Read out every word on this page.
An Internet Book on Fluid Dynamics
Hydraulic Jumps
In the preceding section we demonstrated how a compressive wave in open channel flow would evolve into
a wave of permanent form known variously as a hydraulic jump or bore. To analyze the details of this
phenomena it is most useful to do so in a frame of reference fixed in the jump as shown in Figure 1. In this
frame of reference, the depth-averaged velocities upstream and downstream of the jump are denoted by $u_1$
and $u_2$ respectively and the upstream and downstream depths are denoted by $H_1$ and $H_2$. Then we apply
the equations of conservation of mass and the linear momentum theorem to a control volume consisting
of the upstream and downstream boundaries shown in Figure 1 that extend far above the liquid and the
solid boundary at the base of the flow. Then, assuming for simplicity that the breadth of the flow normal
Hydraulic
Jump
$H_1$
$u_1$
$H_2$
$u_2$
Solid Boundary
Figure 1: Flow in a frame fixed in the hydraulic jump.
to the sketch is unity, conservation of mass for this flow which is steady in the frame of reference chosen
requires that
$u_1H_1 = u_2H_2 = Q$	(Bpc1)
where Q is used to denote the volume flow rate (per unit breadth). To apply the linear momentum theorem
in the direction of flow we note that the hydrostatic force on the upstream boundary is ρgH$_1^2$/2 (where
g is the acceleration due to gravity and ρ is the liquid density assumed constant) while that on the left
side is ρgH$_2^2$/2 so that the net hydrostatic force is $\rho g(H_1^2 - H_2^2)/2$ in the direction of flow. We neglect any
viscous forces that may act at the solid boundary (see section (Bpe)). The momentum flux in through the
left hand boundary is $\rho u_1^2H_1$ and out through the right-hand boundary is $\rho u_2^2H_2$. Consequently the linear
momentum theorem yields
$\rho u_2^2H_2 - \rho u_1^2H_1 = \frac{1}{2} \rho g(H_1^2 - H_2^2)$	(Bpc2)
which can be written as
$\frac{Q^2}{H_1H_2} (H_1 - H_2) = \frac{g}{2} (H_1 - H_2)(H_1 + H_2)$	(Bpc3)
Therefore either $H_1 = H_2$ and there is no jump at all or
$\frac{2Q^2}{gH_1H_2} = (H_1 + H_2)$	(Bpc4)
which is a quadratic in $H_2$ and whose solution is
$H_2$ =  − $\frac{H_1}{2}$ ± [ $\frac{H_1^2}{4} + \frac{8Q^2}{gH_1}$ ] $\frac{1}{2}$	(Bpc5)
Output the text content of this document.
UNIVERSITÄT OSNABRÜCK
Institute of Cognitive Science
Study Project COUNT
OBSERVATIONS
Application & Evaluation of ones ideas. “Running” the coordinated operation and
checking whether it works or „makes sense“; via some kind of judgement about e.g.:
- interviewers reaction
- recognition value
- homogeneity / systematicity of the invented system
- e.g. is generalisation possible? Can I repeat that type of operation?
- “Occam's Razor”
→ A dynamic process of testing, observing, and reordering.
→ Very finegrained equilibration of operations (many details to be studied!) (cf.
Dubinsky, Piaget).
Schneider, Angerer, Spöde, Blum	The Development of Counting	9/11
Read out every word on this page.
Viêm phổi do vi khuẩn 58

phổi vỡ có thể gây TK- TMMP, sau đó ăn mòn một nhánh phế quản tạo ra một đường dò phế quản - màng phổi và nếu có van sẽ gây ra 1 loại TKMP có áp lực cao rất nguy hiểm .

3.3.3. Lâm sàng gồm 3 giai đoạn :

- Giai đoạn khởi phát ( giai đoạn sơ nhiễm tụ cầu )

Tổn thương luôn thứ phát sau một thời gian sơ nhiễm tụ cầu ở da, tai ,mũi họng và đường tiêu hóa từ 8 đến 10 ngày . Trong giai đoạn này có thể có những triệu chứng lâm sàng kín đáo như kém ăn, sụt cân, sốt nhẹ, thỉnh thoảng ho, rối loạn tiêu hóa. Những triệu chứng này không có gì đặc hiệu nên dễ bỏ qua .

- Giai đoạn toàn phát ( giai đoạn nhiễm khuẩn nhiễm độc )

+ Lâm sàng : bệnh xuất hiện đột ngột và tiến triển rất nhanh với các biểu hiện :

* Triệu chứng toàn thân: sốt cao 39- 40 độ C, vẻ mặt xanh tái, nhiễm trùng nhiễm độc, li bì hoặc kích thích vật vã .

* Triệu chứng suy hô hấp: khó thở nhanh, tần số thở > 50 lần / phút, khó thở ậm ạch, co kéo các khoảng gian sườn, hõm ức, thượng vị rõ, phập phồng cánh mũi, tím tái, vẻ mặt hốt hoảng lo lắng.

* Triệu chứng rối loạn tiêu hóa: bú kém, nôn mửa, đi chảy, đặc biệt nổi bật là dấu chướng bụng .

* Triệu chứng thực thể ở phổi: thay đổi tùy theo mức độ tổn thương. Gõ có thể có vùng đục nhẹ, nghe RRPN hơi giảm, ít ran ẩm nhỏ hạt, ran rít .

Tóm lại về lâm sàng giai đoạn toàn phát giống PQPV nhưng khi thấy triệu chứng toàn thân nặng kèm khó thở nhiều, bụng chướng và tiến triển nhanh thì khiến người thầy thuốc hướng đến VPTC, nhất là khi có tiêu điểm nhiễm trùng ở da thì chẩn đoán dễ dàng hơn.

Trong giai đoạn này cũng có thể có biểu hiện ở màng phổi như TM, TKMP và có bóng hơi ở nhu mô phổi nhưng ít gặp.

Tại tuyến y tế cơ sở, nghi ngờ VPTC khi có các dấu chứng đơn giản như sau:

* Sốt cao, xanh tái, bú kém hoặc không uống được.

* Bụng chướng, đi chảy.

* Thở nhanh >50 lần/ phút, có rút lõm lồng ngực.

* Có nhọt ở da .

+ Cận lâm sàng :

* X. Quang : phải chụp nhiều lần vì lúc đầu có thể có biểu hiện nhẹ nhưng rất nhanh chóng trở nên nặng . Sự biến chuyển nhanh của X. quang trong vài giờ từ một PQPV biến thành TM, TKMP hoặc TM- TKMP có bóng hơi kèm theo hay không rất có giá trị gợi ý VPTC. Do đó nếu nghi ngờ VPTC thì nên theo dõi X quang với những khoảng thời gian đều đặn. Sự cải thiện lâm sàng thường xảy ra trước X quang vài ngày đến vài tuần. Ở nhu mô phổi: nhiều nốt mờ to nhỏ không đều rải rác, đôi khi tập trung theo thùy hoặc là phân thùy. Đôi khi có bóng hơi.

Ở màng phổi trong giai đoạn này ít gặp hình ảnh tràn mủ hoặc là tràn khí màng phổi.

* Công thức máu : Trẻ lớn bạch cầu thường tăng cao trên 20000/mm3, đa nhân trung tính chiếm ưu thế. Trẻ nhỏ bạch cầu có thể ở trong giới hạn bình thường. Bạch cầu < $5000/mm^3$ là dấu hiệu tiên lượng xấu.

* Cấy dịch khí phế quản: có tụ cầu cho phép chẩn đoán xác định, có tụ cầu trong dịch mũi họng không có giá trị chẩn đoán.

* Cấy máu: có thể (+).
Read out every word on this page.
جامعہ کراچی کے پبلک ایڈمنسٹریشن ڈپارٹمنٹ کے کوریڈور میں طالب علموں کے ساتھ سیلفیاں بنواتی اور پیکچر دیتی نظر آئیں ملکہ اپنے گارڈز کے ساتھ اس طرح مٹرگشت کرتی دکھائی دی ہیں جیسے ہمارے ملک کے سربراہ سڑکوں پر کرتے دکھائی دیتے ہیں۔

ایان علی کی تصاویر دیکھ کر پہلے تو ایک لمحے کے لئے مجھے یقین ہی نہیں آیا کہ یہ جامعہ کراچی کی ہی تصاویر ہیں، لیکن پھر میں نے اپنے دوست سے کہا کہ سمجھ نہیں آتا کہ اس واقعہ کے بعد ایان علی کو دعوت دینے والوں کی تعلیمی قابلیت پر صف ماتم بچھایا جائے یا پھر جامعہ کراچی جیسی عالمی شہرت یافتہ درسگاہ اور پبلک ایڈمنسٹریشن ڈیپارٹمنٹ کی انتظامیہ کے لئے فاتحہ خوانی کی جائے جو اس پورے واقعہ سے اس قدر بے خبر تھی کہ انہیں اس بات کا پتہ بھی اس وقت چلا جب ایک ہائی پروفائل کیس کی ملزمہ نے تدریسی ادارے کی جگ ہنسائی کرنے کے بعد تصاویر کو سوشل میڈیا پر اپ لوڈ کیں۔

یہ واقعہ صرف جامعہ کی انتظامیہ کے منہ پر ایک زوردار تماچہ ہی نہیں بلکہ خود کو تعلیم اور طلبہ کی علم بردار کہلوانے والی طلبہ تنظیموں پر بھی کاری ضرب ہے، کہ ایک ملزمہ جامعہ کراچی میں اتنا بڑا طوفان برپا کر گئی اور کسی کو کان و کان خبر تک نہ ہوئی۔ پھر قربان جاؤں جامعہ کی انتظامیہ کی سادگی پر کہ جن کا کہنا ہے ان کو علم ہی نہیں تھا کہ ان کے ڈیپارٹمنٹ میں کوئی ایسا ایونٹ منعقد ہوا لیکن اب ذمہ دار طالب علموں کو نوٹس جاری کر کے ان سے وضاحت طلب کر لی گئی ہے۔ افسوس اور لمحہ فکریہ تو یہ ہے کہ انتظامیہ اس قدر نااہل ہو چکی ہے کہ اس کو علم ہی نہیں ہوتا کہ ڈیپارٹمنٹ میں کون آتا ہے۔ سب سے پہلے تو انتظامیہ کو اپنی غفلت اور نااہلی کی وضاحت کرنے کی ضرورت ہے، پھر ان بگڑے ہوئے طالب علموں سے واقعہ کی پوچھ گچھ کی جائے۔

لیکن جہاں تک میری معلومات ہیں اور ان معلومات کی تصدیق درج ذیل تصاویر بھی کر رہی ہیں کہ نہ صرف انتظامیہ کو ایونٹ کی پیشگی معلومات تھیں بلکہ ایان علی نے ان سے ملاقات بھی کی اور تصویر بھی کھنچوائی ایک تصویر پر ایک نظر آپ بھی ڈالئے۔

--- Aim ---
Return every line above that contains the word "upstream".

--- Solution to this problem ---
frame of reference, the depth-averaged velocities upstream and downstream of the jump are denoted by $u_1$
and $u_2$ respectively and the upstream and downstream depths are denoted by $H_1$ and $H_2$. Then we apply
of the upstream and downstream boundaries shown in Figure 1 that extend far above the liquid and the
in the direction of flow we note that the hydrostatic force on the upstream boundary is ρgH$_1^2$/2 (where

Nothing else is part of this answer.